WHAT TO DO >>
Below are some records. Pull every line that contains the word "name".

RECORDED INFORMATION >>
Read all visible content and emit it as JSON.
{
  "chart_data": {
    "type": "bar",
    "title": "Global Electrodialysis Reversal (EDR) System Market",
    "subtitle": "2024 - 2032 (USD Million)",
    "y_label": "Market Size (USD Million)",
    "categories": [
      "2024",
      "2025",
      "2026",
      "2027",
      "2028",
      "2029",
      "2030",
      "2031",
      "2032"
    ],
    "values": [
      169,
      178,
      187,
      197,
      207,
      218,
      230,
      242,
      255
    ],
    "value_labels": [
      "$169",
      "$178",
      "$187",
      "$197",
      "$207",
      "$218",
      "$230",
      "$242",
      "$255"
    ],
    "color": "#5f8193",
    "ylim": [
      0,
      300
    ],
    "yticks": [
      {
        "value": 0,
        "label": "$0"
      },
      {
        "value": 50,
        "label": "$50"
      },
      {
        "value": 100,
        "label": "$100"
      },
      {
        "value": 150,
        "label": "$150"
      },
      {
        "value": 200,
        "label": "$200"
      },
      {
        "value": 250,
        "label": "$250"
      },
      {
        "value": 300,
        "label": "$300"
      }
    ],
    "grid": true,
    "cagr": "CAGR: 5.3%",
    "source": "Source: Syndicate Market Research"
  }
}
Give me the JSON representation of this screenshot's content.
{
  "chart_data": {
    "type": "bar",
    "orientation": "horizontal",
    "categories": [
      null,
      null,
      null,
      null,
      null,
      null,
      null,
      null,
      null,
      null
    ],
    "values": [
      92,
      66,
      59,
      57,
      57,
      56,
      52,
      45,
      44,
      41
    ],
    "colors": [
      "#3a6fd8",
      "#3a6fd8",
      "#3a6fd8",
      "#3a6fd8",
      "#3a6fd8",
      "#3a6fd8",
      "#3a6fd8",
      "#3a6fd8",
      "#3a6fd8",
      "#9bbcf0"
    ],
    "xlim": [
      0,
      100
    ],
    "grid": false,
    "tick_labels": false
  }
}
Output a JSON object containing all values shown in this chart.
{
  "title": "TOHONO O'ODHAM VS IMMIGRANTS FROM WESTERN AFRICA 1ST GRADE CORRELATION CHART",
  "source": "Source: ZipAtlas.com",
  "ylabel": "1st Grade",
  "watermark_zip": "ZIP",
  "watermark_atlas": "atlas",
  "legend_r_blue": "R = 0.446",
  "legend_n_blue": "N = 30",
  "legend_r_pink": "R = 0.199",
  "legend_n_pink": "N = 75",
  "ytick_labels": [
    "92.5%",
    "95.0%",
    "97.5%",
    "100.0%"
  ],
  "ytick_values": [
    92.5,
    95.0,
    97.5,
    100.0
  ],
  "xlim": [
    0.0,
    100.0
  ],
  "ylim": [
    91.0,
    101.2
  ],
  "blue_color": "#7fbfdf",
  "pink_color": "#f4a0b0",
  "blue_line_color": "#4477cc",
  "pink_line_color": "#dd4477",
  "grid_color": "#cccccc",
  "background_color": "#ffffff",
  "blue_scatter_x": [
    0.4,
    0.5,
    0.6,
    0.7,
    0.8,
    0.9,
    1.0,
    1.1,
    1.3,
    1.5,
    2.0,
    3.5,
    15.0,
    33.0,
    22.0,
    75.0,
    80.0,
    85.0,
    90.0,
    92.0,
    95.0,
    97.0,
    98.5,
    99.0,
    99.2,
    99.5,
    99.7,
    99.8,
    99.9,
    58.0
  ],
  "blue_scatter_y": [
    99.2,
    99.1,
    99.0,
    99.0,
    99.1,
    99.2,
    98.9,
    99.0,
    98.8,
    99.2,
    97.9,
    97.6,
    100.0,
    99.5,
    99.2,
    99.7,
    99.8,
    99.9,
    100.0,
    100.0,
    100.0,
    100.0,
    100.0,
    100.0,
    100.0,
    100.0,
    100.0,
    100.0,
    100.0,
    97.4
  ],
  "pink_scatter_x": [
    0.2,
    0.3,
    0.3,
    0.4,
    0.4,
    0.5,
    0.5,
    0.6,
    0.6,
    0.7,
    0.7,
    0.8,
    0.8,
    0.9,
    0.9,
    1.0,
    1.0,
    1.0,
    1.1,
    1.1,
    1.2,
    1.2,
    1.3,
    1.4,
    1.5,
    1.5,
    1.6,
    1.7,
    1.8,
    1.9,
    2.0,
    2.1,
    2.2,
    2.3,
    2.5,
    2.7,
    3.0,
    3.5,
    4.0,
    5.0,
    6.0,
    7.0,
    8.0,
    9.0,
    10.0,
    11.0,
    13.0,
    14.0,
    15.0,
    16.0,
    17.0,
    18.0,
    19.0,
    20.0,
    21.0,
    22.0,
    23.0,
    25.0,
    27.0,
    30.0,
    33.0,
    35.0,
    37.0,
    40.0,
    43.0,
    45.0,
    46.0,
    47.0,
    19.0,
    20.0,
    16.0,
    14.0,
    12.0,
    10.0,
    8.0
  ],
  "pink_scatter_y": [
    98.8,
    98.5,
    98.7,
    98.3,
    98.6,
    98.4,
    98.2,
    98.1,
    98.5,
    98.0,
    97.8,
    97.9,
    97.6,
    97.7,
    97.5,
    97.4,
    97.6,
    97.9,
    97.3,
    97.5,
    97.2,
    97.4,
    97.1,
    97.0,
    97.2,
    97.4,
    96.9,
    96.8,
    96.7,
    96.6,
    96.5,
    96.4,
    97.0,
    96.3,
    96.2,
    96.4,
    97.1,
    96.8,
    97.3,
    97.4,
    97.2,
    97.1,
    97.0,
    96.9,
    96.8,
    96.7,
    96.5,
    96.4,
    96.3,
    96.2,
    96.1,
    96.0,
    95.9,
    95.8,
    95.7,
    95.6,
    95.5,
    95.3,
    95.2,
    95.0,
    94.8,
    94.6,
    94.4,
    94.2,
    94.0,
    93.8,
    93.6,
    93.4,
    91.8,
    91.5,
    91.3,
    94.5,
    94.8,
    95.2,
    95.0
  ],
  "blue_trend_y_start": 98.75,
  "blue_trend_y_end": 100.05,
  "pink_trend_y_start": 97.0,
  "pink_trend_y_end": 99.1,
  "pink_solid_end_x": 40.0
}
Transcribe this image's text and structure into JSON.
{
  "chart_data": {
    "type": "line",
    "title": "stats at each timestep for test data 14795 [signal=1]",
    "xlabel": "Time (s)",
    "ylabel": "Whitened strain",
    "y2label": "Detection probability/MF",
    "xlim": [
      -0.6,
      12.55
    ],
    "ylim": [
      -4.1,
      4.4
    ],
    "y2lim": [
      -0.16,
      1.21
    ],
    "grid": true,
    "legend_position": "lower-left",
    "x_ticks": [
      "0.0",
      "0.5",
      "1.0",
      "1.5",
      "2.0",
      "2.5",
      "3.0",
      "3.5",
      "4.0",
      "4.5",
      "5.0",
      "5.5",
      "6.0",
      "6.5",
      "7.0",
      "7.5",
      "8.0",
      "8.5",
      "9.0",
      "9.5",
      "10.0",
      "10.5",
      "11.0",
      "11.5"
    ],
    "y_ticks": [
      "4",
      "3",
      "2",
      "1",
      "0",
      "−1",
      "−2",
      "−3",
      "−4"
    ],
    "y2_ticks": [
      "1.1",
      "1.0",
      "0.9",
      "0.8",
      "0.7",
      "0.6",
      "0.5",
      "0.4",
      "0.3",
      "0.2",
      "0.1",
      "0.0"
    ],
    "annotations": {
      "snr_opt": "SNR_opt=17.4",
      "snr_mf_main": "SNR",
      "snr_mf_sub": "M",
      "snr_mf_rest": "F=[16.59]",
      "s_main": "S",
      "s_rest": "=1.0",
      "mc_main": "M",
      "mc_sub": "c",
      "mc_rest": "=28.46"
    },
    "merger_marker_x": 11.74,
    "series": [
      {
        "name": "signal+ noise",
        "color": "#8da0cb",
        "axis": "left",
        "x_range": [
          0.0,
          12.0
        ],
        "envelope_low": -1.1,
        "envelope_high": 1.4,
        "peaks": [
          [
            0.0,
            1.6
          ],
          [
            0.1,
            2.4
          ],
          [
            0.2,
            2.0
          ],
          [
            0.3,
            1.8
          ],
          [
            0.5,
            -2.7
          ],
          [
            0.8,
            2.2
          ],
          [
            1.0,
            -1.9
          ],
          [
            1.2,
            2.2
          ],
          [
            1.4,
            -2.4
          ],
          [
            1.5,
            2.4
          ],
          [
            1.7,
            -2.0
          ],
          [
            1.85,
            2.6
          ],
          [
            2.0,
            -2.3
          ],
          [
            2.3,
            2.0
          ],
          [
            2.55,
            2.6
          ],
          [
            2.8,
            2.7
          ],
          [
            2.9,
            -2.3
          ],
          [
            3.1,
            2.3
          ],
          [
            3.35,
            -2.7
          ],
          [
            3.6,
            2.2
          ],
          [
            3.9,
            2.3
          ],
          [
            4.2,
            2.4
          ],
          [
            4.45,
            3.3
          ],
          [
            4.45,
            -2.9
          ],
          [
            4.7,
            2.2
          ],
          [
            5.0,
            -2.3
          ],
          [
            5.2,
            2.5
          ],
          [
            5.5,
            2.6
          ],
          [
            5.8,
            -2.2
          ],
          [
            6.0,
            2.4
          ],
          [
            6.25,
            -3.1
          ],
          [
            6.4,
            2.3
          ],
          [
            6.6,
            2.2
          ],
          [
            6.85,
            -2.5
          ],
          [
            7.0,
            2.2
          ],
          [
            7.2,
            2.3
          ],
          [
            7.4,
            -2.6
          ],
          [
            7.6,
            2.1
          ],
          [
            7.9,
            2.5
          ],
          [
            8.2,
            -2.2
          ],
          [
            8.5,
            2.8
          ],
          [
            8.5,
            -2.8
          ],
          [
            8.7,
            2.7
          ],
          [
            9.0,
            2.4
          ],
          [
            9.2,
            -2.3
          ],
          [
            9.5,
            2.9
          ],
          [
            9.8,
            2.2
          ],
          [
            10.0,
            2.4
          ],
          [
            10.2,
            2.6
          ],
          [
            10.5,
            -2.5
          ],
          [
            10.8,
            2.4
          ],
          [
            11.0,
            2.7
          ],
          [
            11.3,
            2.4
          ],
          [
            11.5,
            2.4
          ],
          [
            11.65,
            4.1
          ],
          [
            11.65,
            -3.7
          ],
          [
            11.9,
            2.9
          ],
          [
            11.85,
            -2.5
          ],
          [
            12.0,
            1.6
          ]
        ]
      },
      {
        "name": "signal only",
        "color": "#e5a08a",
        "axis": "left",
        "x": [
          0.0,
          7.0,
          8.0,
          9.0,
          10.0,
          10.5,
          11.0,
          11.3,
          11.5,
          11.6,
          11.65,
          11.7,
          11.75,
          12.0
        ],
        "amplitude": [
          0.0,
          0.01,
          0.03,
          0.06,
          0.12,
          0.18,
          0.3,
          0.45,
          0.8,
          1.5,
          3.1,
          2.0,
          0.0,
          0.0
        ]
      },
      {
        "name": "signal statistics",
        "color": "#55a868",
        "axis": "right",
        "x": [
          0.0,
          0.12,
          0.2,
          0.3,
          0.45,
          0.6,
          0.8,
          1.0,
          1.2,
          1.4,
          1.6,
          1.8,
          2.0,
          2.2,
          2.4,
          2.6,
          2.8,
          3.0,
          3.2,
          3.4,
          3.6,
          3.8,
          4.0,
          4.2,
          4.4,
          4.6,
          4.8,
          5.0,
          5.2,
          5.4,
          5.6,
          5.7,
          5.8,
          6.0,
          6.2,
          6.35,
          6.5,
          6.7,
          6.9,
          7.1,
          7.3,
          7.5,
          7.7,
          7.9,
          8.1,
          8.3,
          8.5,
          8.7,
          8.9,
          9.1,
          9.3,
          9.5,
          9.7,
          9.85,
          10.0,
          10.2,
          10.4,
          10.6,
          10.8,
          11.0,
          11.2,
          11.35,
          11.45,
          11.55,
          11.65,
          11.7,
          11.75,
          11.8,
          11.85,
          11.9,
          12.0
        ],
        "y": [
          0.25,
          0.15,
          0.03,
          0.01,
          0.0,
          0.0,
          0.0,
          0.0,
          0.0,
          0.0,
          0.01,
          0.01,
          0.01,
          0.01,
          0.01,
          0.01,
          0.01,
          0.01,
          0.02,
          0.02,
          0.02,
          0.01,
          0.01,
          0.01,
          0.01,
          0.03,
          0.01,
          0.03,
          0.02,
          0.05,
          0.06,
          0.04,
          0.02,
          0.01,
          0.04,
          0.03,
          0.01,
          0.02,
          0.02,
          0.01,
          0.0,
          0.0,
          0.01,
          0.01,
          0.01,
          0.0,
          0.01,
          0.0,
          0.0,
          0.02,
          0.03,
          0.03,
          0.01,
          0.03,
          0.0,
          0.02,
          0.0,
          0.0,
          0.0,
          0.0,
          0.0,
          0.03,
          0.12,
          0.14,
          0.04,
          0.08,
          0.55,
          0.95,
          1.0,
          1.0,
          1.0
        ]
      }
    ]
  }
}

RESPONSE TO THIS EXERCISE >>
        "name": "signal+ noise",
        "name": "signal only",
        "name": "signal statistics",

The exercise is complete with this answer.